Extract the full listing verbatim and drop any pictures from your copy.

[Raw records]
++++++++

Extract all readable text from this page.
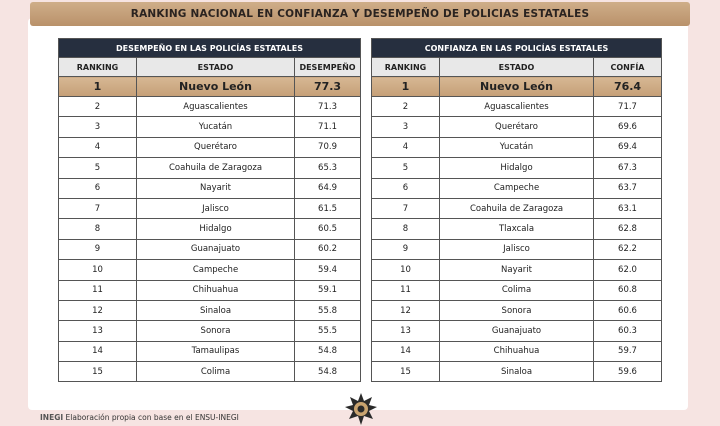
RANKING NACIONAL EN CONFIANZA Y DESEMPEÑO DE POLICIAS ESTATALES
DESEMPEÑO EN LAS POLICÍAS ESTATALES		
RANKING	ESTADO	DESEMPEÑO
1	Nuevo León	77.3
2	Aguascalientes	71.3
3	Yucatán	71.1
4	Querétaro	70.9
5	Coahuila de Zaragoza	65.3
6	Nayarit	64.9
7	Jalisco	61.5
8	Hidalgo	60.5
9	Guanajuato	60.2
10	Campeche	59.4
11	Chihuahua	59.1
12	Sinaloa	55.8
13	Sonora	55.5
14	Tamaulipas	54.8
15	Colima	54.8
CONFIANZA EN LAS POLICÍAS ESTATALES		
RANKING	ESTADO	CONFÍA
1	Nuevo León	76.4
2	Aguascalientes	71.7
3	Querétaro	69.6
4	Yucatán	69.4
5	Hidalgo	67.3
6	Campeche	63.7
7	Coahuila de Zaragoza	63.1
8	Tlaxcala	62.8
9	Jalisco	62.2
10	Nayarit	62.0
11	Colima	60.8
12	Sonora	60.6
13	Guanajuato	60.3
14	Chihuahua	59.7
15	Sinaloa	59.6
INEGI Elaboración propia con base en el ENSU-INEGI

++++++++

__Final result__.
Extract all readable text from this page.
RANKING NACIONAL EN CONFIANZA Y DESEMPEÑO DE POLICIAS ESTATALES
DESEMPEÑO EN LAS POLICÍAS ESTATALES		
RANKING	ESTADO	DESEMPEÑO
1	Nuevo León	77.3
2	Aguascalientes	71.3
3	Yucatán	71.1
4	Querétaro	70.9
5	Coahuila de Zaragoza	65.3
6	Nayarit	64.9
7	Jalisco	61.5
8	Hidalgo	60.5
9	Guanajuato	60.2
10	Campeche	59.4
11	Chihuahua	59.1
12	Sinaloa	55.8
13	Sonora	55.5
14	Tamaulipas	54.8
15	Colima	54.8
CONFIANZA EN LAS POLICÍAS ESTATALES		
RANKING	ESTADO	CONFÍA
1	Nuevo León	76.4
2	Aguascalientes	71.7
3	Querétaro	69.6
4	Yucatán	69.4
5	Hidalgo	67.3
6	Campeche	63.7
7	Coahuila de Zaragoza	63.1
8	Tlaxcala	62.8
9	Jalisco	62.2
10	Nayarit	62.0
11	Colima	60.8
12	Sonora	60.6
13	Guanajuato	60.3
14	Chihuahua	59.7
15	Sinaloa	59.6
INEGI Elaboración propia con base en el ENSU-INEGI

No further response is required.